YOUR TASK:
Copy out the data exactly, leaving the pictures behind.

Extracted records:

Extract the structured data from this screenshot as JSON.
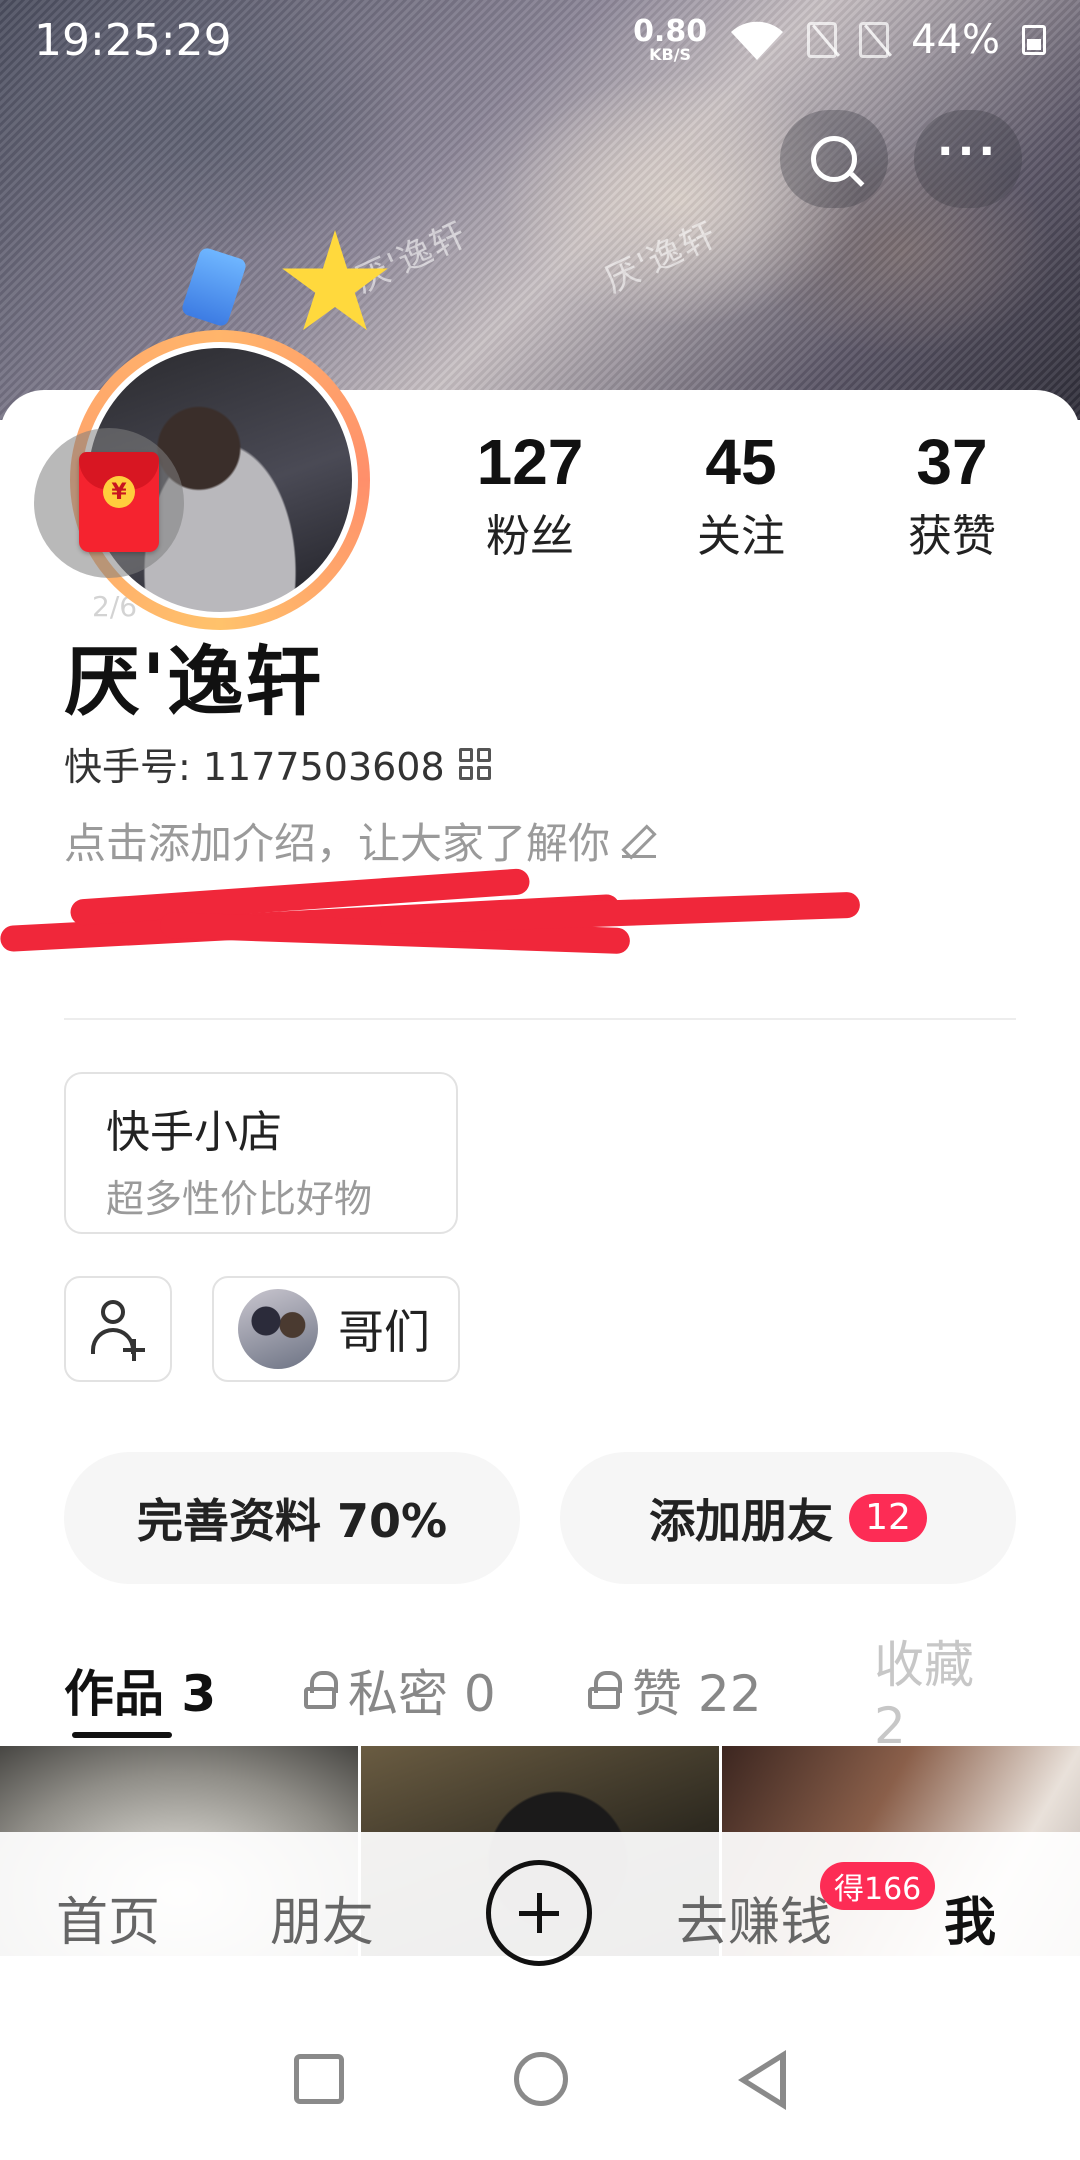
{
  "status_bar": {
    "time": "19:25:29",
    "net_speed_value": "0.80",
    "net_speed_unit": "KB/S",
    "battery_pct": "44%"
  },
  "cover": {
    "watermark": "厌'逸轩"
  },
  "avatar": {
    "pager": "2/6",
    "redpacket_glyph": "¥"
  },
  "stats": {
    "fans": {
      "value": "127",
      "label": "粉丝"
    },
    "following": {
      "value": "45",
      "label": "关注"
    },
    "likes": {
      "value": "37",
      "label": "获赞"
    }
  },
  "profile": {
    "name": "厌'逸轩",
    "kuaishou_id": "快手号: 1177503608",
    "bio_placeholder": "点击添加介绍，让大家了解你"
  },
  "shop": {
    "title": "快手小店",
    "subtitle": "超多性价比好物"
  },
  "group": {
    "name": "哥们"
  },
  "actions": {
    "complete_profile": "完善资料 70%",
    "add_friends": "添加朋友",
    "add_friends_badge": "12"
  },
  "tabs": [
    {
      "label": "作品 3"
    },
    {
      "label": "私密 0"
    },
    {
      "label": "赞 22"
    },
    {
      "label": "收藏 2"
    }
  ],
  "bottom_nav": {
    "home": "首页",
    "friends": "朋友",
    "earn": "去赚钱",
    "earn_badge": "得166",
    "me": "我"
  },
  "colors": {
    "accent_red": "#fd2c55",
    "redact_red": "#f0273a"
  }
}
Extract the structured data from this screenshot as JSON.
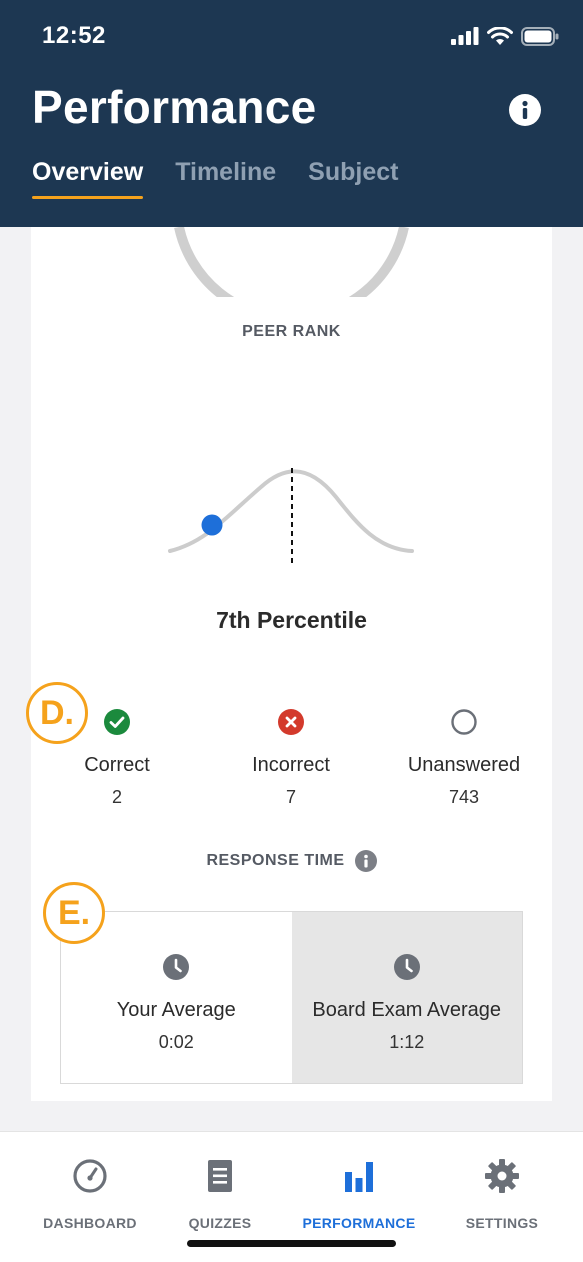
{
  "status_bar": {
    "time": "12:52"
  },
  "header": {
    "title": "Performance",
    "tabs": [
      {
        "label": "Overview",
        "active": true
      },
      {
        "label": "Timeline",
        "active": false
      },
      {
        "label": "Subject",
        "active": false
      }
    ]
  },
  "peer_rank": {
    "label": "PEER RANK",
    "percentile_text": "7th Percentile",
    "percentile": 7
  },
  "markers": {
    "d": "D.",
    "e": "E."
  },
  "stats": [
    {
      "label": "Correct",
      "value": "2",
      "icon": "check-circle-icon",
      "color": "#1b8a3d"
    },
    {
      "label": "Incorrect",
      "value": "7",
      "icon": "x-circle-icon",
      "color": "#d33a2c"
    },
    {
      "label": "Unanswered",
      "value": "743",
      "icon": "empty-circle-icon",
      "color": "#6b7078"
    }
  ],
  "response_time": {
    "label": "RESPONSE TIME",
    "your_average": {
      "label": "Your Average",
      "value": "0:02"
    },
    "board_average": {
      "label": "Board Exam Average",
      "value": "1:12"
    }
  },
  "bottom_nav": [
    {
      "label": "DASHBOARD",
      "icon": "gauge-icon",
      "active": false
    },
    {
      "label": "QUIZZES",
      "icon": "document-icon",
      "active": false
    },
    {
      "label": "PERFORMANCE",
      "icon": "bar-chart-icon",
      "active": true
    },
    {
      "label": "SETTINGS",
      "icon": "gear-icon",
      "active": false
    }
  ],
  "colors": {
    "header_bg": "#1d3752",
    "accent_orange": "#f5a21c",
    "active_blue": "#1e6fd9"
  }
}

RESPONSE:
Extract the structured data from this screenshot as JSON.
{
  "status_bar": {
    "time": "19:25:29",
    "net_speed_value": "0.80",
    "net_speed_unit": "KB/S",
    "battery_pct": "44%"
  },
  "cover": {
    "watermark": "厌'逸轩"
  },
  "avatar": {
    "pager": "2/6",
    "redpacket_glyph": "¥"
  },
  "stats": {
    "fans": {
      "value": "127",
      "label": "粉丝"
    },
    "following": {
      "value": "45",
      "label": "关注"
    },
    "likes": {
      "value": "37",
      "label": "获赞"
    }
  },
  "profile": {
    "name": "厌'逸轩",
    "kuaishou_id": "快手号: 1177503608",
    "bio_placeholder": "点击添加介绍，让大家了解你"
  },
  "shop": {
    "title": "快手小店",
    "subtitle": "超多性价比好物"
  },
  "group": {
    "name": "哥们"
  },
  "actions": {
    "complete_profile": "完善资料 70%",
    "add_friends": "添加朋友",
    "add_friends_badge": "12"
  },
  "tabs": [
    {
      "label": "作品 3"
    },
    {
      "label": "私密 0"
    },
    {
      "label": "赞 22"
    },
    {
      "label": "收藏 2"
    }
  ],
  "bottom_nav": {
    "home": "首页",
    "friends": "朋友",
    "earn": "去赚钱",
    "earn_badge": "得166",
    "me": "我"
  },
  "colors": {
    "accent_red": "#fd2c55",
    "redact_red": "#f0273a"
  }
}
Extract the structured data from this screenshot as JSON.
{
  "status_bar": {
    "time": "12:52"
  },
  "header": {
    "title": "Performance",
    "tabs": [
      {
        "label": "Overview",
        "active": true
      },
      {
        "label": "Timeline",
        "active": false
      },
      {
        "label": "Subject",
        "active": false
      }
    ]
  },
  "peer_rank": {
    "label": "PEER RANK",
    "percentile_text": "7th Percentile",
    "percentile": 7
  },
  "markers": {
    "d": "D.",
    "e": "E."
  },
  "stats": [
    {
      "label": "Correct",
      "value": "2",
      "icon": "check-circle-icon",
      "color": "#1b8a3d"
    },
    {
      "label": "Incorrect",
      "value": "7",
      "icon": "x-circle-icon",
      "color": "#d33a2c"
    },
    {
      "label": "Unanswered",
      "value": "743",
      "icon": "empty-circle-icon",
      "color": "#6b7078"
    }
  ],
  "response_time": {
    "label": "RESPONSE TIME",
    "your_average": {
      "label": "Your Average",
      "value": "0:02"
    },
    "board_average": {
      "label": "Board Exam Average",
      "value": "1:12"
    }
  },
  "bottom_nav": [
    {
      "label": "DASHBOARD",
      "icon": "gauge-icon",
      "active": false
    },
    {
      "label": "QUIZZES",
      "icon": "document-icon",
      "active": false
    },
    {
      "label": "PERFORMANCE",
      "icon": "bar-chart-icon",
      "active": true
    },
    {
      "label": "SETTINGS",
      "icon": "gear-icon",
      "active": false
    }
  ],
  "colors": {
    "header_bg": "#1d3752",
    "accent_orange": "#f5a21c",
    "active_blue": "#1e6fd9"
  }
}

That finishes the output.